| Exercise requirements |
Rewrite the lines starting at the one containing "driver-name-cell[interactable]: 邹*语 —" and ending at the one containing "company-cell[interactable]: 云能行 — [84, 1349, 302, 1398]", changing "filter-dropdown-icon" to "dropdown-arrow" and leaving everything else unchanged.

| Material provided |
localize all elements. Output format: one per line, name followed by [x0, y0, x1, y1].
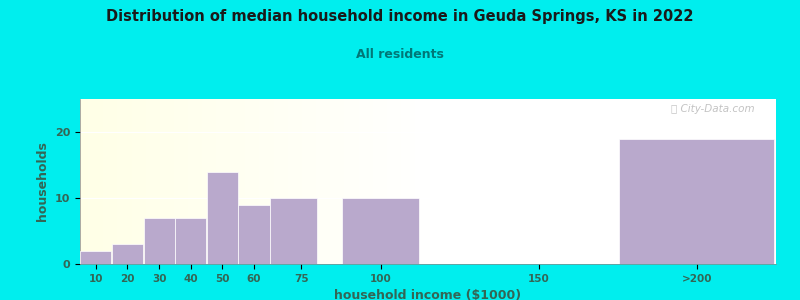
Y-axis label: households: households: [36, 142, 50, 221]
Bar: [143, 218, 174, 264]
Bar: [207, 172, 238, 264]
Bar: [80, 251, 111, 264]
Bar: [619, 139, 774, 264]
Text: ⓘ City-Data.com: ⓘ City-Data.com: [671, 104, 755, 114]
Text: Distribution of median household income in Geuda Springs, KS in 2022: Distribution of median household income …: [106, 9, 694, 24]
Bar: [270, 198, 317, 264]
Bar: [112, 244, 143, 264]
Text: All residents: All residents: [356, 48, 444, 61]
X-axis label: household income ($1000): household income ($1000): [334, 289, 522, 300]
Bar: [175, 218, 206, 264]
Bar: [342, 198, 419, 264]
Bar: [238, 205, 270, 264]
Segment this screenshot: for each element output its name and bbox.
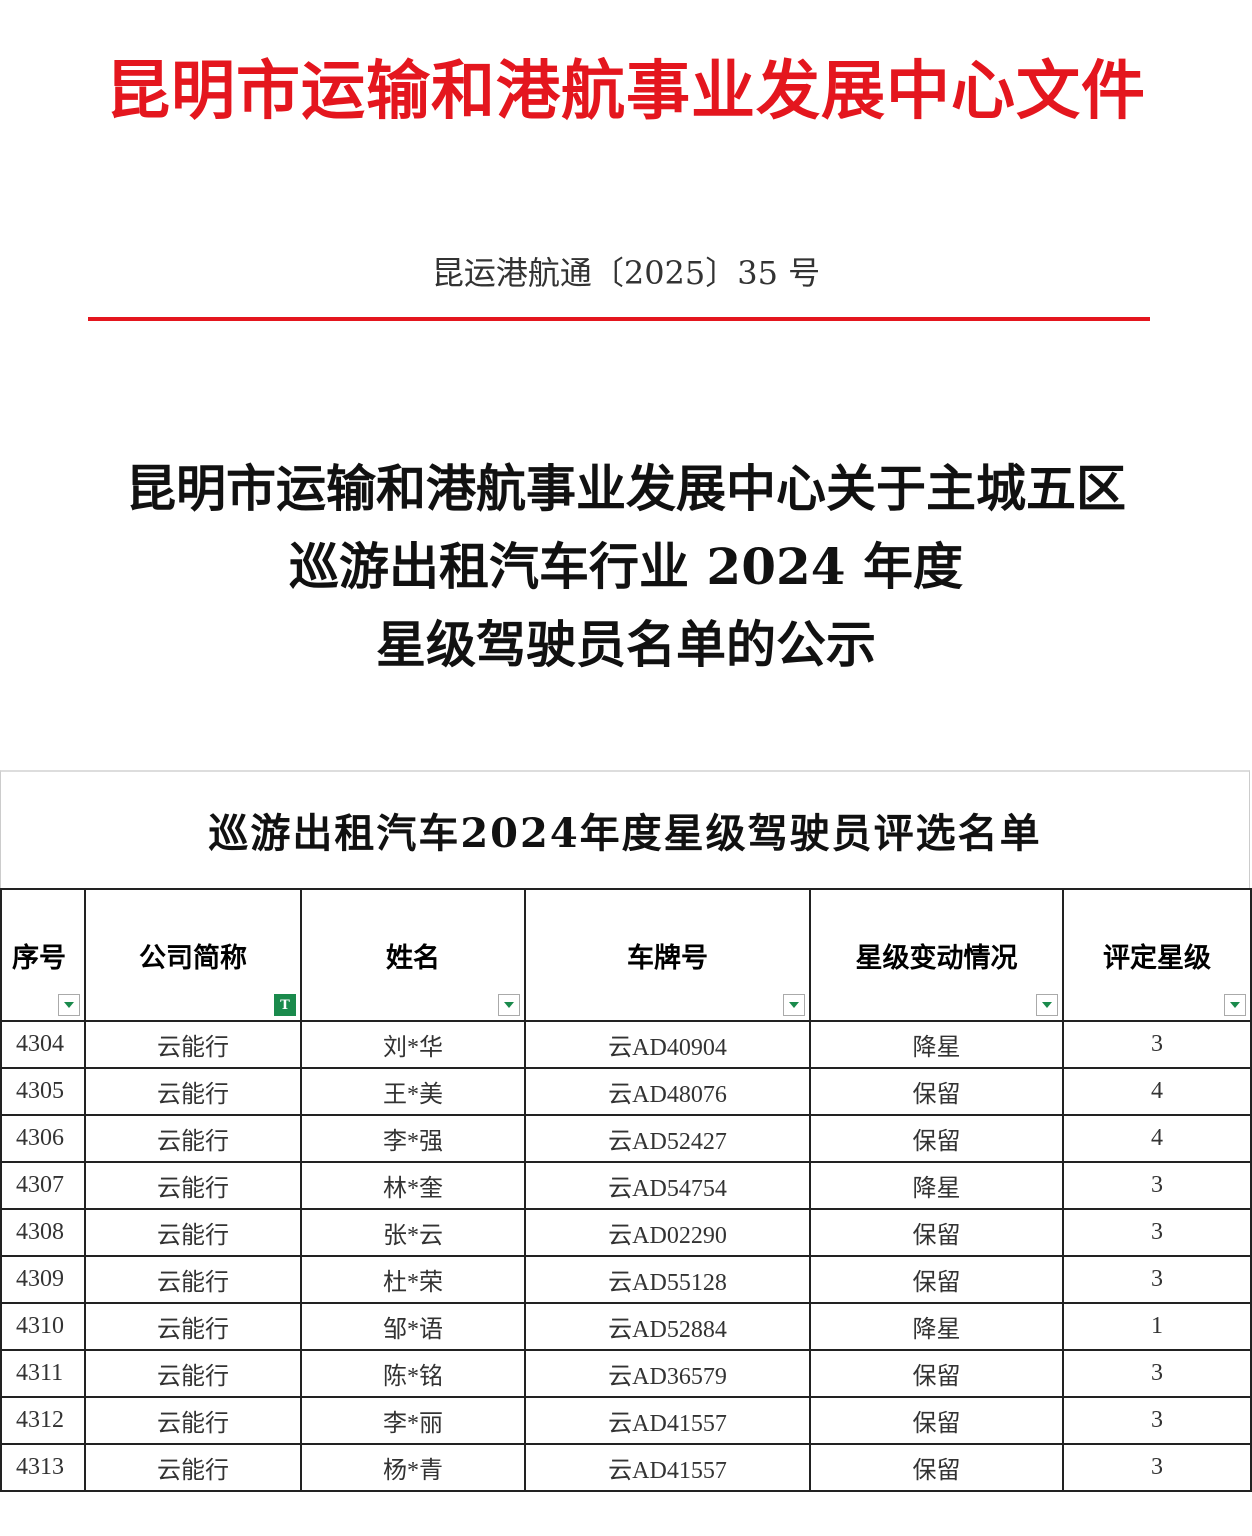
driver-name-cell[interactable]: 邹*语 — [300, 1302, 526, 1351]
star-rating-cell[interactable]: 3 — [1062, 1396, 1252, 1445]
driver-name-cell[interactable]: 杜*荣 — [300, 1255, 526, 1304]
filter-dropdown-icon[interactable] — [1224, 994, 1246, 1016]
company-cell[interactable]: 云能行 — [84, 1255, 302, 1304]
filter-dropdown-icon[interactable] — [1036, 994, 1058, 1016]
column-header: 序号 — [0, 888, 86, 1022]
row-number-cell[interactable]: 4309 — [0, 1255, 86, 1304]
company-cell[interactable]: 云能行 — [84, 1349, 302, 1398]
driver-name-cell[interactable]: 杨*青 — [300, 1443, 526, 1492]
notice-title-line: 星级驾驶员名单的公示 — [376, 615, 876, 674]
issuer-header: 昆明市运输和港航事业发展中心文件 — [106, 54, 1146, 129]
driver-name-cell[interactable]: 李*强 — [300, 1114, 526, 1163]
company-cell[interactable]: 云能行 — [84, 1302, 302, 1351]
star-change-cell[interactable]: 保留 — [809, 1208, 1064, 1257]
company-cell[interactable]: 云能行 — [84, 1114, 302, 1163]
column-header: 星级变动情况 — [809, 888, 1064, 1022]
document-number: 昆运港航通〔2025〕35 号 — [431, 254, 821, 292]
table-row: 4307 云能行 林*奎 云AD54754 降星 3 — [0, 1161, 1252, 1210]
notice-title-line: 巡游出租汽车行业 2024 年度 — [289, 537, 963, 596]
plate-number-cell[interactable]: 云AD40904 — [524, 1020, 811, 1069]
star-change-cell[interactable]: 降星 — [809, 1302, 1064, 1351]
filter-dropdown-icon[interactable] — [498, 994, 520, 1016]
star-rating-cell[interactable]: 3 — [1062, 1208, 1252, 1257]
company-cell[interactable]: 云能行 — [84, 1208, 302, 1257]
row-number-cell[interactable]: 4308 — [0, 1208, 86, 1257]
row-number-cell[interactable]: 4307 — [0, 1161, 86, 1210]
company-cell[interactable]: 云能行 — [84, 1067, 302, 1116]
star-rating-cell[interactable]: 1 — [1062, 1302, 1252, 1351]
row-number-cell[interactable]: 4304 — [0, 1020, 86, 1069]
driver-name-cell[interactable]: 刘*华 — [300, 1020, 526, 1069]
plate-number-cell[interactable]: 云AD41557 — [524, 1443, 811, 1492]
table-row: 4308 云能行 张*云 云AD02290 保留 3 — [0, 1208, 1252, 1257]
star-change-cell[interactable]: 保留 — [809, 1443, 1064, 1492]
table-row: 4311 云能行 陈*铭 云AD36579 保留 3 — [0, 1349, 1252, 1398]
star-change-cell[interactable]: 保留 — [809, 1255, 1064, 1304]
active-filter-icon[interactable]: T — [274, 994, 296, 1016]
plate-number-cell[interactable]: 云AD41557 — [524, 1396, 811, 1445]
column-header-label: 序号 — [12, 942, 66, 974]
row-number-cell[interactable]: 4306 — [0, 1114, 86, 1163]
driver-name-cell[interactable]: 陈*铭 — [300, 1349, 526, 1398]
star-change-cell[interactable]: 保留 — [809, 1349, 1064, 1398]
column-header: 评定星级 — [1062, 888, 1252, 1022]
column-header-label: 公司简称 — [139, 942, 247, 974]
star-rating-cell[interactable]: 4 — [1062, 1114, 1252, 1163]
star-change-cell[interactable]: 保留 — [809, 1396, 1064, 1445]
column-header-label: 星级变动情况 — [855, 942, 1018, 974]
star-rating-cell[interactable]: 4 — [1062, 1067, 1252, 1116]
star-rating-cell[interactable]: 3 — [1062, 1255, 1252, 1304]
table-row: 4304 云能行 刘*华 云AD40904 降星 3 — [0, 1020, 1252, 1069]
filter-dropdown-icon[interactable] — [58, 994, 80, 1016]
star-change-cell[interactable]: 降星 — [809, 1020, 1064, 1069]
table-row: 4305 云能行 王*美 云AD48076 保留 4 — [0, 1067, 1252, 1116]
row-number-cell[interactable]: 4312 — [0, 1396, 86, 1445]
column-header: 姓名 — [300, 888, 526, 1022]
row-number-cell[interactable]: 4305 — [0, 1067, 86, 1116]
sheet-title: 巡游出租汽车2024年度星级驾驶员评选名单 — [0, 770, 1250, 888]
star-rating-cell[interactable]: 3 — [1062, 1161, 1252, 1210]
column-header-label: 姓名 — [386, 942, 440, 974]
star-rating-cell[interactable]: 3 — [1062, 1349, 1252, 1398]
driver-name-cell[interactable]: 张*云 — [300, 1208, 526, 1257]
row-number-cell[interactable]: 4313 — [0, 1443, 86, 1492]
driver-table: 序号 公司简称 T 姓名 车牌号 星级变动情况 评定星级 4304 云能行 刘*华 云AD4090… — [0, 888, 1252, 1492]
plate-number-cell[interactable]: 云AD54754 — [524, 1161, 811, 1210]
plate-number-cell[interactable]: 云AD55128 — [524, 1255, 811, 1304]
plate-number-cell[interactable]: 云AD36579 — [524, 1349, 811, 1398]
spreadsheet: 巡游出租汽车2024年度星级驾驶员评选名单 序号 公司简称 T 姓名 车牌号 星级变动情况… — [0, 770, 1252, 1492]
column-header: 公司简称 T — [84, 888, 302, 1022]
table-row: 4312 云能行 李*丽 云AD41557 保留 3 — [0, 1396, 1252, 1445]
row-number-cell[interactable]: 4311 — [0, 1349, 86, 1398]
table-row: 4310 云能行 邹*语 云AD52884 降星 1 — [0, 1302, 1252, 1351]
plate-number-cell[interactable]: 云AD52427 — [524, 1114, 811, 1163]
plate-number-cell[interactable]: 云AD52884 — [524, 1302, 811, 1351]
column-header-label: 评定星级 — [1103, 942, 1211, 974]
column-header: 车牌号 — [524, 888, 811, 1022]
star-change-cell[interactable]: 保留 — [809, 1114, 1064, 1163]
row-number-cell[interactable]: 4310 — [0, 1302, 86, 1351]
table-row: 4309 云能行 杜*荣 云AD55128 保留 3 — [0, 1255, 1252, 1304]
notice-title-line: 昆明市运输和港航事业发展中心关于主城五区 — [126, 459, 1126, 518]
star-change-cell[interactable]: 降星 — [809, 1161, 1064, 1210]
driver-name-cell[interactable]: 李*丽 — [300, 1396, 526, 1445]
company-cell[interactable]: 云能行 — [84, 1396, 302, 1445]
table-row: 4306 云能行 李*强 云AD52427 保留 4 — [0, 1114, 1252, 1163]
plate-number-cell[interactable]: 云AD48076 — [524, 1067, 811, 1116]
notice-title: 昆明市运输和港航事业发展中心关于主城五区 巡游出租汽车行业 2024 年度 星级… — [0, 450, 1252, 684]
driver-name-cell[interactable]: 林*奎 — [300, 1161, 526, 1210]
red-divider — [88, 317, 1150, 321]
plate-number-cell[interactable]: 云AD02290 — [524, 1208, 811, 1257]
company-cell[interactable]: 云能行 — [84, 1020, 302, 1069]
company-cell[interactable]: 云能行 — [84, 1443, 302, 1492]
company-cell[interactable]: 云能行 — [84, 1161, 302, 1210]
star-change-cell[interactable]: 保留 — [809, 1067, 1064, 1116]
star-rating-cell[interactable]: 3 — [1062, 1443, 1252, 1492]
column-header-label: 车牌号 — [627, 942, 708, 974]
driver-name-cell[interactable]: 王*美 — [300, 1067, 526, 1116]
table-row: 4313 云能行 杨*青 云AD41557 保留 3 — [0, 1443, 1252, 1492]
filter-dropdown-icon[interactable] — [783, 994, 805, 1016]
star-rating-cell[interactable]: 3 — [1062, 1020, 1252, 1069]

| Solution to the exercise |
driver-name-cell[interactable]: 邹*语 — [300, 1302, 526, 1351]
star-rating-cell[interactable]: 3 — [1062, 1396, 1252, 1445]
driver-name-cell[interactable]: 杜*荣 — [300, 1255, 526, 1304]
dropdown-arrow[interactable] — [1224, 994, 1246, 1016]
company-cell[interactable]: 云能行 — [84, 1255, 302, 1304]
dropdown-arrow[interactable] — [1036, 994, 1058, 1016]
column-header: 序号 — [0, 888, 86, 1022]
row-number-cell[interactable]: 4309 — [0, 1255, 86, 1304]
company-cell[interactable]: 云能行 — [84, 1349, 302, 1398]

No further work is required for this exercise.